───── Data section

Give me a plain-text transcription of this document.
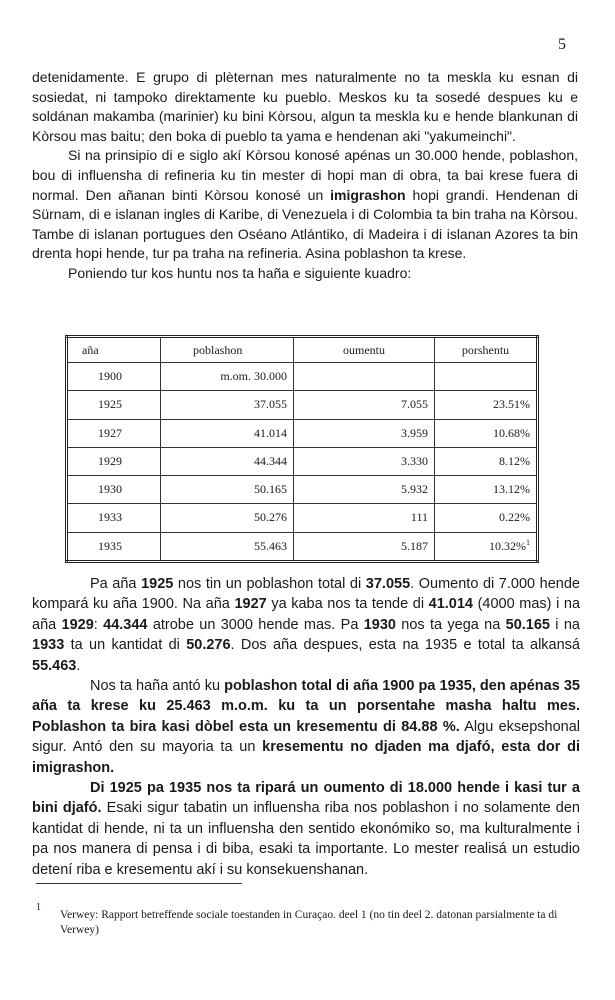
5

detenidamente. E grupo di plèternan mes naturalmente no ta meskla ku esnan di sosiedat, ni tampoko direktamente ku pueblo. Meskos ku ta sosedé despues ku e soldánan makamba (marinier) ku bini Kòrsou, algun ta meskla ku e hende blankunan di Kòrsou mas baitu; den boka di pueblo ta yama e hendenan aki "yakumeinchi".

Si na prinsipio di e siglo akí Kòrsou konosé apénas un 30.000 hende, poblashon, bou di influensha di refineria ku tin mester di hopi man di obra, ta bai krese fuera di normal. Den añanan binti Kòrsou konosé un imigrashon hopi grandi. Hendenan di Sürnam, di e islanan ingles di Karibe, di Venezuela i di Colombia ta bin traha na Kòrsou. Tambe di islanan portugues den Oséano Atlántiko, di Madeira i di islanan Azores ta bin drenta hopi hende, tur pa traha na refineria. Asina poblashon ta krese.

Poniendo tur kos huntu nos ta haña e siguiente kuadro:

aña	poblashon	oumentu	porshentu
1900	m.om. 30.000		
1925	37.055	7.055	23.51%
1927	41.014	3.959	10.68%
1929	44.344	3.330	8.12%
1930	50.165	5.932	13.12%
1933	50.276	111	0.22%
1935	55.463	5.187	10.32%$^1$

Pa aña 1925 nos tin un poblashon total di 37.055. Oumento di 7.000 hende kompará ku aña 1900. Na aña 1927 ya kaba nos ta tende di 41.014 (4000 mas) i na aña 1929: 44.344 atrobe un 3000 hende mas. Pa 1930 nos ta yega na 50.165 i na 1933 ta un kantidat di 50.276. Dos aña despues, esta na 1935 e total ta alkansá 55.463.

Nos ta haña antó ku poblashon total di aña 1900 pa 1935, den apénas 35 aña ta krese ku 25.463 m.o.m. ku ta un porsentahe masha haltu mes. Poblashon ta bira kasi dòbel esta un kresementu di 84.88 %. Algu eksepshonal sigur. Antó den su mayoria ta un kresementu no djaden ma djafó, esta dor di imigrashon.

Di 1925 pa 1935 nos ta ripará un oumento di 18.000 hende i kasi tur a bini djafó. Esaki sigur tabatin un influensha riba nos poblashon i no solamente den kantidat di hende, ni ta un influensha den sentido ekonómiko so, ma kulturalmente i pa nos manera di pensa i di biba, esaki ta importante. Lo mester realisá un estudio detení riba e kresementu akí i su konsekuenshanan.

1
Verwey: Rapport betreffende sociale toestanden in Curaçao. deel 1 (no tin deel 2. datonan parsialmente ta di Verwey)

──────────

> Exercise directions:
Show every line from the listing above in which the string "hende" appears.

> Answer:
detenidamente. E grupo di plèternan mes naturalmente no ta meskla ku esnan di sosiedat, ni tampoko direktamente ku pueblo. Meskos ku ta sosedé despues ku e soldánan makamba (marinier) ku bini Kòrsou, algun ta meskla ku e hende blankunan di Kòrsou mas baitu; den boka di pueblo ta yama e hendenan aki "yakumeinchi".
Si na prinsipio di e siglo akí Kòrsou konosé apénas un 30.000 hende, poblashon, bou di influensha di refineria ku tin mester di hopi man di obra, ta bai krese fuera di normal. Den añanan binti Kòrsou konosé un imigrashon hopi grandi. Hendenan di Sürnam, di e islanan ingles di Karibe, di Venezuela i di Colombia ta bin traha na Kòrsou. Tambe di islanan portugues den Oséano Atlántiko, di Madeira i di islanan Azores ta bin drenta hopi hende, tur pa traha na refineria. Asina poblashon ta krese.
Pa aña 1925 nos tin un poblashon total di 37.055. Oumento di 7.000 hende kompará ku aña 1900. Na aña 1927 ya kaba nos ta tende di 41.014 (4000 mas) i na aña 1929: 44.344 atrobe un 3000 hende mas. Pa 1930 nos ta yega na 50.165 i na 1933 ta un kantidat di 50.276. Dos aña despues, esta na 1935 e total ta alkansá 55.463.
Di 1925 pa 1935 nos ta ripará un oumento di 18.000 hende i kasi tur a bini djafó. Esaki sigur tabatin un influensha riba nos poblashon i no solamente den kantidat di hende, ni ta un influensha den sentido ekonómiko so, ma kulturalmente i pa nos manera di pensa i di biba, esaki ta importante. Lo mester realisá un estudio detení riba e kresementu akí i su konsekuenshanan.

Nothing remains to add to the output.